- _Written exercise_:
Below are some records; return each one exactly.

====================

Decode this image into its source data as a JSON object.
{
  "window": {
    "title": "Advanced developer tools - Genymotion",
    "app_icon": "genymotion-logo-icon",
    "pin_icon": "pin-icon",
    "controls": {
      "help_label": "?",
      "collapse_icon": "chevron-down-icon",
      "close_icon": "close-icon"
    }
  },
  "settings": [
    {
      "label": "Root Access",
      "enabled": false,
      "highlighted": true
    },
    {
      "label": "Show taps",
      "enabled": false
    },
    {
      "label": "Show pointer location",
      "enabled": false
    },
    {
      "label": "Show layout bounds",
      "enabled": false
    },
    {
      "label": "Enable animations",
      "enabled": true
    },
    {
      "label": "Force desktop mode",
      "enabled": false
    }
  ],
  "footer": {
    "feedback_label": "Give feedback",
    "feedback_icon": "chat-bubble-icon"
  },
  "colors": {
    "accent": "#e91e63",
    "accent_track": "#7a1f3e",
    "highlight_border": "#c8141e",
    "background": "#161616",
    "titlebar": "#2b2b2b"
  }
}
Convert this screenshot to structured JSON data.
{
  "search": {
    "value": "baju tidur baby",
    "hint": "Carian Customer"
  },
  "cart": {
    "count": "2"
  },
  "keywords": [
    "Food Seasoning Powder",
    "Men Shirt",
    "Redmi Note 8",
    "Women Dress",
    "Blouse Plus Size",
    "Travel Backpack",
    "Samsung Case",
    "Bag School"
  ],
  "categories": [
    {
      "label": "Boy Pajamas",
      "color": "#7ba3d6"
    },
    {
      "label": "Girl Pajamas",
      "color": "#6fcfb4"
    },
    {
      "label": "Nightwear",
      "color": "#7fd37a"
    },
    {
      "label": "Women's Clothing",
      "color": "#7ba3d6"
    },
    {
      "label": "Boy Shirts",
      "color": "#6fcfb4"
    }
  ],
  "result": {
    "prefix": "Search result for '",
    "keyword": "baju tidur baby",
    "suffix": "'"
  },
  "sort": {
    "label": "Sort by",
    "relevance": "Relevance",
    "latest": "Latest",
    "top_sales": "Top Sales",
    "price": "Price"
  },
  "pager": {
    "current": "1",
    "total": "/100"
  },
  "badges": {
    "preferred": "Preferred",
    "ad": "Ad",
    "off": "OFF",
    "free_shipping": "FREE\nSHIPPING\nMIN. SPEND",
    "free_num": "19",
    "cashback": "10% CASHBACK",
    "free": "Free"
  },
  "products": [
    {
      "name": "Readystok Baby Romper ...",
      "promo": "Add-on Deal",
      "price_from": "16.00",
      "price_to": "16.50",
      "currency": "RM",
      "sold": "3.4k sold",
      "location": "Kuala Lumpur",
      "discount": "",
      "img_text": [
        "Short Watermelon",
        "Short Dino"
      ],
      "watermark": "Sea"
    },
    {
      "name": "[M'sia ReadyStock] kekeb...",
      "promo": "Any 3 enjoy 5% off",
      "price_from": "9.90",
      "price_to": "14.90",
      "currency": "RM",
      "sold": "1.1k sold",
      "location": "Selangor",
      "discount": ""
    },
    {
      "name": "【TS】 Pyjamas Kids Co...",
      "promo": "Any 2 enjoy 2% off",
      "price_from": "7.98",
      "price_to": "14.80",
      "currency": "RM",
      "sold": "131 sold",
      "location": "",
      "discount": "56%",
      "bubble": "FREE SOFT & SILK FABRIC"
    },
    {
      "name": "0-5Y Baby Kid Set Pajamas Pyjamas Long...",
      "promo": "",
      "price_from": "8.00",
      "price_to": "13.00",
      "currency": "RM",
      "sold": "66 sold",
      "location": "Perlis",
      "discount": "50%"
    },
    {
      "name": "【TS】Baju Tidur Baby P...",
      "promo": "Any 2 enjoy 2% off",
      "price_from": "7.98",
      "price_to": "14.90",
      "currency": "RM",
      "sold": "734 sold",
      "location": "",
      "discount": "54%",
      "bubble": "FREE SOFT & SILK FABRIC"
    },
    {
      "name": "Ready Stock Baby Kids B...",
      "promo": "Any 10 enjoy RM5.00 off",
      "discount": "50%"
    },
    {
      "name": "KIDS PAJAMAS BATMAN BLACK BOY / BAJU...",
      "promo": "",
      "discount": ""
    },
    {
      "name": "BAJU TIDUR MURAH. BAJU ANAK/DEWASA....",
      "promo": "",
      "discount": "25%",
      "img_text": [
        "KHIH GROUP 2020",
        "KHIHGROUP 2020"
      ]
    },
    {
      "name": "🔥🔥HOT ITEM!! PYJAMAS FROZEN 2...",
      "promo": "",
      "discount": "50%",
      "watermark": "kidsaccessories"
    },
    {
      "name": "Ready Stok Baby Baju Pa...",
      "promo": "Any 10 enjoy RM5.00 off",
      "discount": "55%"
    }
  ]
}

====================

- _Reply_:
Decode this image into its source data as a JSON object.
{
  "window": {
    "title": "Advanced developer tools - Genymotion",
    "app_icon": "genymotion-logo-icon",
    "pin_icon": "pin-icon",
    "controls": {
      "help_label": "?",
      "collapse_icon": "chevron-down-icon",
      "close_icon": "close-icon"
    }
  },
  "settings": [
    {
      "label": "Root Access",
      "enabled": false,
      "highlighted": true
    },
    {
      "label": "Show taps",
      "enabled": false
    },
    {
      "label": "Show pointer location",
      "enabled": false
    },
    {
      "label": "Show layout bounds",
      "enabled": false
    },
    {
      "label": "Enable animations",
      "enabled": true
    },
    {
      "label": "Force desktop mode",
      "enabled": false
    }
  ],
  "footer": {
    "feedback_label": "Give feedback",
    "feedback_icon": "chat-bubble-icon"
  },
  "colors": {
    "accent": "#e91e63",
    "accent_track": "#7a1f3e",
    "highlight_border": "#c8141e",
    "background": "#161616",
    "titlebar": "#2b2b2b"
  }
}
Convert this screenshot to structured JSON data.
{
  "search": {
    "value": "baju tidur baby",
    "hint": "Carian Customer"
  },
  "cart": {
    "count": "2"
  },
  "keywords": [
    "Food Seasoning Powder",
    "Men Shirt",
    "Redmi Note 8",
    "Women Dress",
    "Blouse Plus Size",
    "Travel Backpack",
    "Samsung Case",
    "Bag School"
  ],
  "categories": [
    {
      "label": "Boy Pajamas",
      "color": "#7ba3d6"
    },
    {
      "label": "Girl Pajamas",
      "color": "#6fcfb4"
    },
    {
      "label": "Nightwear",
      "color": "#7fd37a"
    },
    {
      "label": "Women's Clothing",
      "color": "#7ba3d6"
    },
    {
      "label": "Boy Shirts",
      "color": "#6fcfb4"
    }
  ],
  "result": {
    "prefix": "Search result for '",
    "keyword": "baju tidur baby",
    "suffix": "'"
  },
  "sort": {
    "label": "Sort by",
    "relevance": "Relevance",
    "latest": "Latest",
    "top_sales": "Top Sales",
    "price": "Price"
  },
  "pager": {
    "current": "1",
    "total": "/100"
  },
  "badges": {
    "preferred": "Preferred",
    "ad": "Ad",
    "off": "OFF",
    "free_shipping": "FREE\nSHIPPING\nMIN. SPEND",
    "free_num": "19",
    "cashback": "10% CASHBACK",
    "free": "Free"
  },
  "products": [
    {
      "name": "Readystok Baby Romper ...",
      "promo": "Add-on Deal",
      "price_from": "16.00",
      "price_to": "16.50",
      "currency": "RM",
      "sold": "3.4k sold",
      "location": "Kuala Lumpur",
      "discount": "",
      "img_text": [
        "Short Watermelon",
        "Short Dino"
      ],
      "watermark": "Sea"
    },
    {
      "name": "[M'sia ReadyStock] kekeb...",
      "promo": "Any 3 enjoy 5% off",
      "price_from": "9.90",
      "price_to": "14.90",
      "currency": "RM",
      "sold": "1.1k sold",
      "location": "Selangor",
      "discount": ""
    },
    {
      "name": "【TS】 Pyjamas Kids Co...",
      "promo": "Any 2 enjoy 2% off",
      "price_from": "7.98",
      "price_to": "14.80",
      "currency": "RM",
      "sold": "131 sold",
      "location": "",
      "discount": "56%",
      "bubble": "FREE SOFT & SILK FABRIC"
    },
    {
      "name": "0-5Y Baby Kid Set Pajamas Pyjamas Long...",
      "promo": "",
      "price_from": "8.00",
      "price_to": "13.00",
      "currency": "RM",
      "sold": "66 sold",
      "location": "Perlis",
      "discount": "50%"
    },
    {
      "name": "【TS】Baju Tidur Baby P...",
      "promo": "Any 2 enjoy 2% off",
      "price_from": "7.98",
      "price_to": "14.90",
      "currency": "RM",
      "sold": "734 sold",
      "location": "",
      "discount": "54%",
      "bubble": "FREE SOFT & SILK FABRIC"
    },
    {
      "name": "Ready Stock Baby Kids B...",
      "promo": "Any 10 enjoy RM5.00 off",
      "discount": "50%"
    },
    {
      "name": "KIDS PAJAMAS BATMAN BLACK BOY / BAJU...",
      "promo": "",
      "discount": ""
    },
    {
      "name": "BAJU TIDUR MURAH. BAJU ANAK/DEWASA....",
      "promo": "",
      "discount": "25%",
      "img_text": [
        "KHIH GROUP 2020",
        "KHIHGROUP 2020"
      ]
    },
    {
      "name": "🔥🔥HOT ITEM!! PYJAMAS FROZEN 2...",
      "promo": "",
      "discount": "50%",
      "watermark": "kidsaccessories"
    },
    {
      "name": "Ready Stok Baby Baju Pa...",
      "promo": "Any 10 enjoy RM5.00 off",
      "discount": "55%"
    }
  ]
}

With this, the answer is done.